**PROBLEM TO SOLVE**.
Return all entries word for word, but drop any images.

**SUPPLIED RECORDS**.
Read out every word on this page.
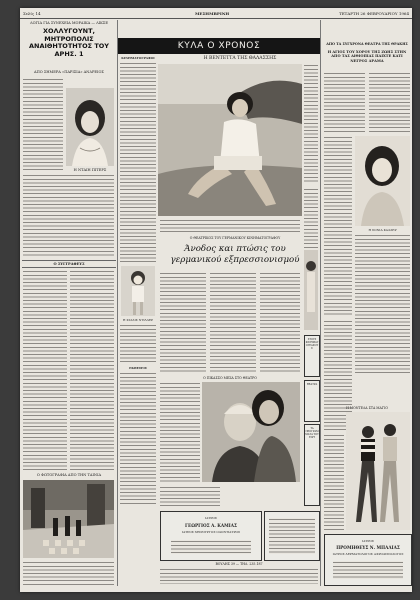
Σελίς 14	ΜΕΣΗΜΒΡΙΝΗ	ΤΕΤΑΡΤΗ 26 ΦΕΒΡΟΥΑΡΙΟΥ 1964
ΛΟΓΙΑ ΓΙΑ ΣΥΝΕΧΕΙΑ ΜΟΡΑΙΚΑ — ΛΙΚΣΕ
ΧΟΛΛΥΓΟΥΝΤ, ΜΗΤΡΟΠΟΛΙΣ ΑΝΑΙΘΗΤΟΤΗΤΟΣ ΤΟΥ ΑΡΗΣ. 1
ΑΠΟ ΣΗΜΕΡΑ «ΠΑΡΙΣΙΑ» ΑΝΔΡΕΙΟΣ
Η ΝΤΑΙΗ ΠΙΤΕΡΣ
Ο ΣΥΓΓΡΑΦΕΥΣ
Ο ΦΩΤΟΓΡΑΦΙΑ ΑΠΟ ΤΗΝ ΤΑΙΝΙΑ
ΚΥΛΑ Ο ΧΡΟΝΟΣ
Η ΒΕΝΤΕΤΤΑ ΤΗΣ ΘΑΛΑΣΣΗΣ
ΚΙΝΗΜΑΤΟΓΡΑΦΟΙ
Η ΦΙΛΛΙΣ ΝΤΙΛΛΕΡ
ΕΚΘΕΣΕΙΣ
Ο ΘΕΑΤΡΙΚΟΣ ΤΟΥ ΓΕΡΜΑΝΙΚΟΥ ΚΙΝΗΜΑΤΟΓΡΑΦΟΥ
Άνοδος και πτώσις του γερμανικού εξπρεσσιονισμού
Ο ΠΙΚΑΣΣΟ ΜΕΣΑ ΣΤΟ ΘΕΑΤΡΟ
ΙΑΤΡΟΣ
ΓΕΩΡΓΙΟΣ Α. ΚΑΜΙΑΣ
ΙΑΤΡΟΣ ΧΕΙΡΟΥΡΓΟΣ ΟΔΟΝΤΙΑΤΡΟΣ
ΒΟΥΛΗΣ 39 — ΤΗΛ. 235.187
ΑΠΟ ΤΑ ΣΥΓΧΡΟΝΑ ΘΕΑΤΡΑ ΤΗΣ ΘΡΑΚΗΣ
Η ΑΓΙΟΣ ΤΟΥ ΧΟΡΟΥ ΤΗΣ ΖΩΗΣ ΣΤΗΝ ΑΠΟ ΤΑΣ ΑΙΘΙΟΠΙΑΣ ΠΑΙΧΤΕ ΚΑΤΙ ΝΕΓΡΟΣ ΔΡΑΜΑ
Η ΣΟΝΙΑ ΚΑΛΛΕΡ
Η ΜΟΝΤΕΛΑ ΣΤΑ ΜΑΓΙΟ
ΙΑΤΡΟΣ
ΠΡΟΜΗΘΕΥΣ Ν. ΜΠΑΛΙΑΣ
ΙΑΤΡΟΣ ΔΕΡΜΑΤΟΛΟΓΟΣ ΑΦΡΟΔΙΣΙΟΛΟΓΟΣ
ΣΤΟΥΣ ΚΙΝΗΜΑΤΟΓΡΑΦΟΥΣ
ΘΕΑΤΡΑ
ΤΑ ΠΡΟΓΡΑΜΜΑΤΑ ΤΟΥ ΕΙΡΤ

**TASK ANSWER**.
Read out every word on this page.
Σελίς 14	ΜΕΣΗΜΒΡΙΝΗ	ΤΕΤΑΡΤΗ 26 ΦΕΒΡΟΥΑΡΙΟΥ 1964
ΛΟΓΙΑ ΓΙΑ ΣΥΝΕΧΕΙΑ ΜΟΡΑΙΚΑ — ΛΙΚΣΕ
ΧΟΛΛΥΓΟΥΝΤ, ΜΗΤΡΟΠΟΛΙΣ ΑΝΑΙΘΗΤΟΤΗΤΟΣ ΤΟΥ ΑΡΗΣ. 1
ΑΠΟ ΣΗΜΕΡΑ «ΠΑΡΙΣΙΑ» ΑΝΔΡΕΙΟΣ
Η ΝΤΑΙΗ ΠΙΤΕΡΣ
Ο ΣΥΓΓΡΑΦΕΥΣ
Ο ΦΩΤΟΓΡΑΦΙΑ ΑΠΟ ΤΗΝ ΤΑΙΝΙΑ
ΚΥΛΑ Ο ΧΡΟΝΟΣ
Η ΒΕΝΤΕΤΤΑ ΤΗΣ ΘΑΛΑΣΣΗΣ
ΚΙΝΗΜΑΤΟΓΡΑΦΟΙ
Η ΦΙΛΛΙΣ ΝΤΙΛΛΕΡ
ΕΚΘΕΣΕΙΣ
Ο ΘΕΑΤΡΙΚΟΣ ΤΟΥ ΓΕΡΜΑΝΙΚΟΥ ΚΙΝΗΜΑΤΟΓΡΑΦΟΥ
Άνοδος και πτώσις του γερμανικού εξπρεσσιονισμού
Ο ΠΙΚΑΣΣΟ ΜΕΣΑ ΣΤΟ ΘΕΑΤΡΟ
ΙΑΤΡΟΣ
ΓΕΩΡΓΙΟΣ Α. ΚΑΜΙΑΣ
ΙΑΤΡΟΣ ΧΕΙΡΟΥΡΓΟΣ ΟΔΟΝΤΙΑΤΡΟΣ
ΒΟΥΛΗΣ 39 — ΤΗΛ. 235.187
ΑΠΟ ΤΑ ΣΥΓΧΡΟΝΑ ΘΕΑΤΡΑ ΤΗΣ ΘΡΑΚΗΣ
Η ΑΓΙΟΣ ΤΟΥ ΧΟΡΟΥ ΤΗΣ ΖΩΗΣ ΣΤΗΝ ΑΠΟ ΤΑΣ ΑΙΘΙΟΠΙΑΣ ΠΑΙΧΤΕ ΚΑΤΙ ΝΕΓΡΟΣ ΔΡΑΜΑ
Η ΣΟΝΙΑ ΚΑΛΛΕΡ
Η ΜΟΝΤΕΛΑ ΣΤΑ ΜΑΓΙΟ
ΙΑΤΡΟΣ
ΠΡΟΜΗΘΕΥΣ Ν. ΜΠΑΛΙΑΣ
ΙΑΤΡΟΣ ΔΕΡΜΑΤΟΛΟΓΟΣ ΑΦΡΟΔΙΣΙΟΛΟΓΟΣ
ΣΤΟΥΣ ΚΙΝΗΜΑΤΟΓΡΑΦΟΥΣ
ΘΕΑΤΡΑ
ΤΑ ΠΡΟΓΡΑΜΜΑΤΑ ΤΟΥ ΕΙΡΤ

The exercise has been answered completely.